• [DATASET]:
....

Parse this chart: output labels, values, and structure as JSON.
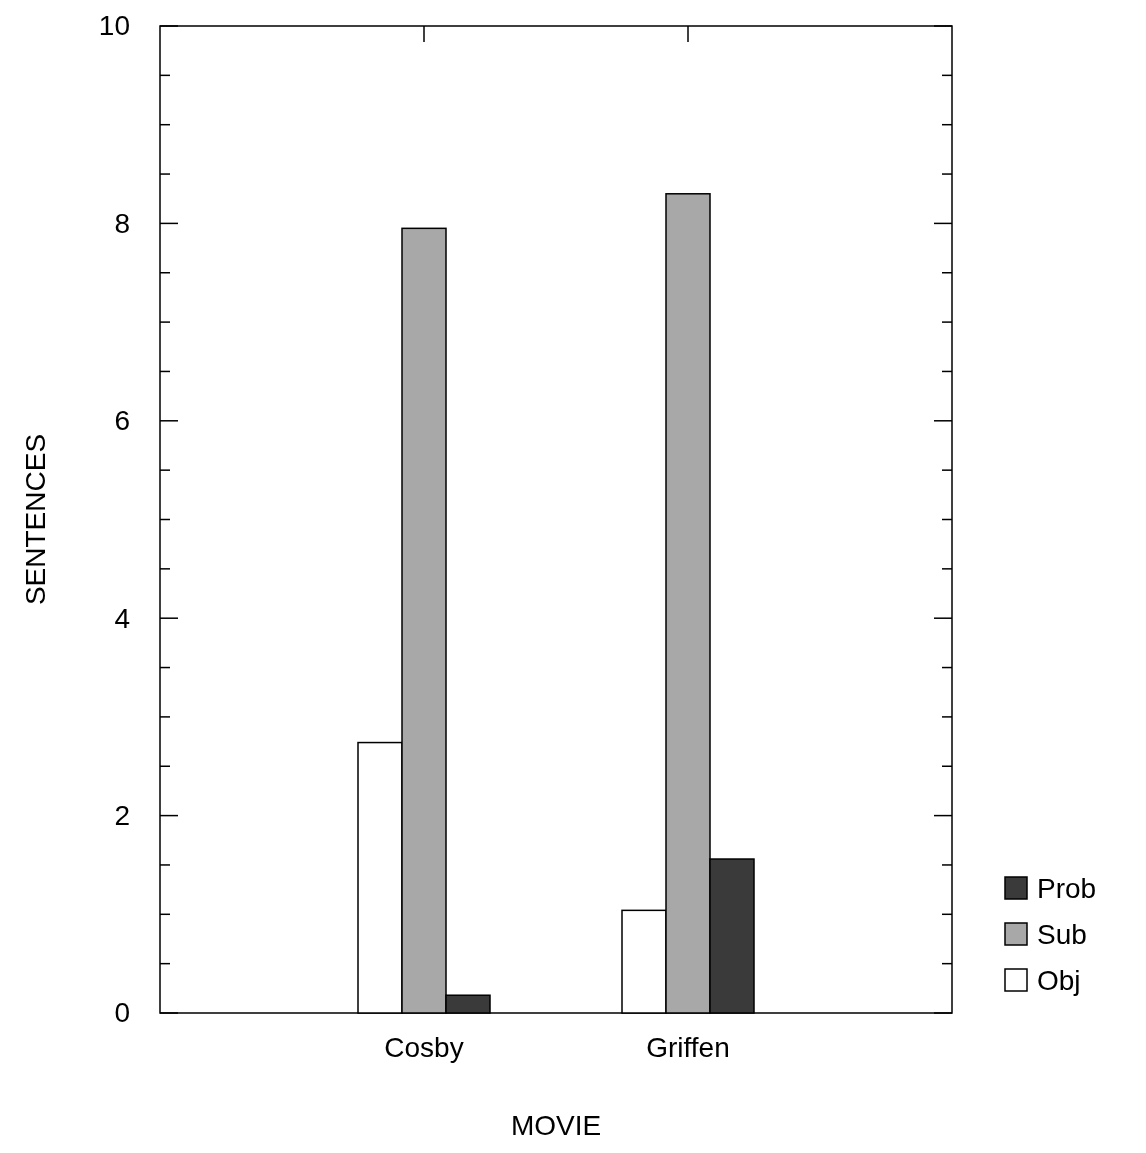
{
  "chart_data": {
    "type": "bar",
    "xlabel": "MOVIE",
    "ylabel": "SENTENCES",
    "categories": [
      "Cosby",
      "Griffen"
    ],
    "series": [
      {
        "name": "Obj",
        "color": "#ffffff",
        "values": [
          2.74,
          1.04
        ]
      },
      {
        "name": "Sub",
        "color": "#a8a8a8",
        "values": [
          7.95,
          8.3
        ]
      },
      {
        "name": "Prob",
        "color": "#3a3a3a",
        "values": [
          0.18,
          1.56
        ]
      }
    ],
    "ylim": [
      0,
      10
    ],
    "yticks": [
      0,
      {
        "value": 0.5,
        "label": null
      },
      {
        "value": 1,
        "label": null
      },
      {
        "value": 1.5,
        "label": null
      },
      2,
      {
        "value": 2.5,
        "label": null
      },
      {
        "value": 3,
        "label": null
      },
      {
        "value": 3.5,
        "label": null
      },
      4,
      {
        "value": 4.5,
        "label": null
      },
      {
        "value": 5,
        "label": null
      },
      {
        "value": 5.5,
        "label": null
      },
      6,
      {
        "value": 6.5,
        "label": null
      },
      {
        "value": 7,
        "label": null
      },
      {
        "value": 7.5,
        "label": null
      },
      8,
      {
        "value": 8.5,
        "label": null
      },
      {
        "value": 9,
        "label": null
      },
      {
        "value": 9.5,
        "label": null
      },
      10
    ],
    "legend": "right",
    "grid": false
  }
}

....

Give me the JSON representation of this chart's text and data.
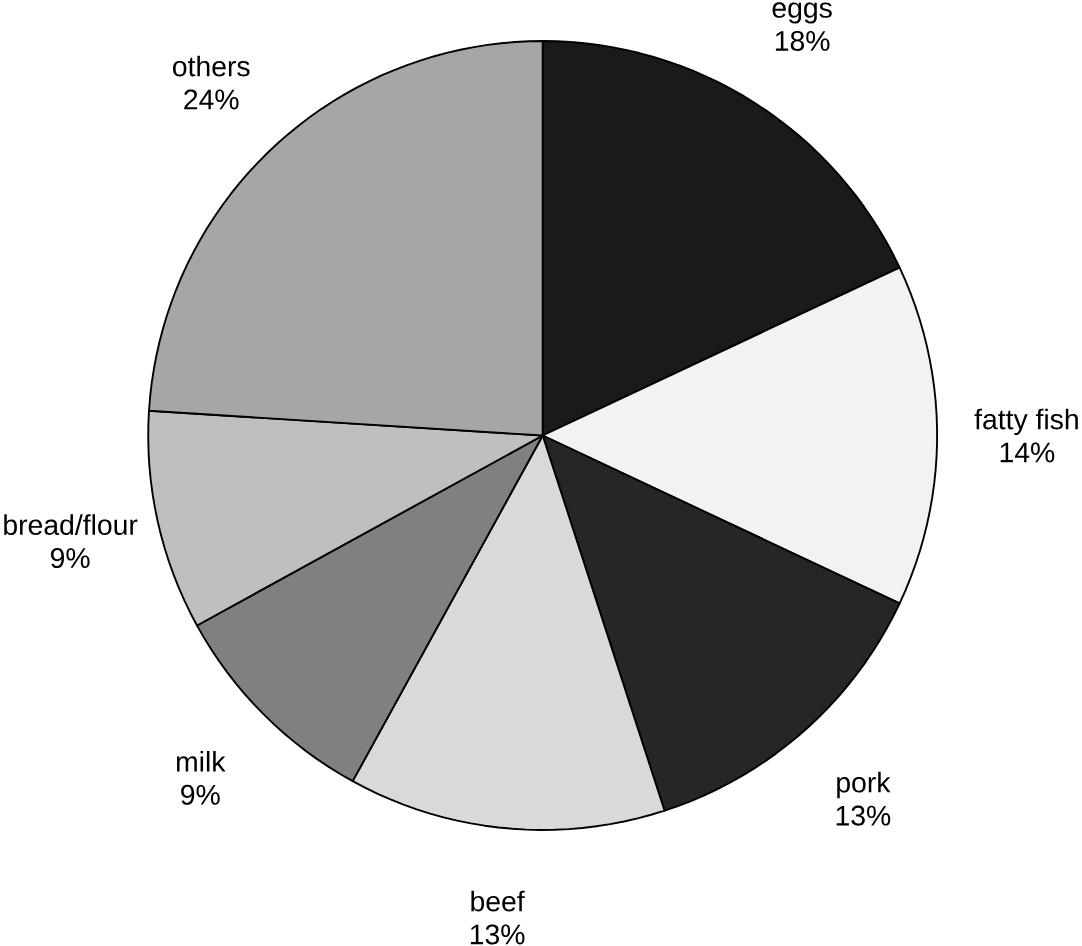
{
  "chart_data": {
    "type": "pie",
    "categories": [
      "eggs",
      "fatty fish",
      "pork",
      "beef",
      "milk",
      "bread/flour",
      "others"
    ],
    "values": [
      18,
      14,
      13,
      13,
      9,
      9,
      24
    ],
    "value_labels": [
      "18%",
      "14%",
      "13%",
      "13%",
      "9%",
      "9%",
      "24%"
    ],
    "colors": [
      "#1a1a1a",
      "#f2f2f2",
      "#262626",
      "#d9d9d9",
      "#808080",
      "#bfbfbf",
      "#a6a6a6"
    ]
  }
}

....

• [EXERCISE DETAILS]:
From the listing above, return each line with the word "this".

• [FULL ANSWER]:
Parse this chart: output labels, values, and structure as JSON.
Give me the JSON representation of this chart's text and data.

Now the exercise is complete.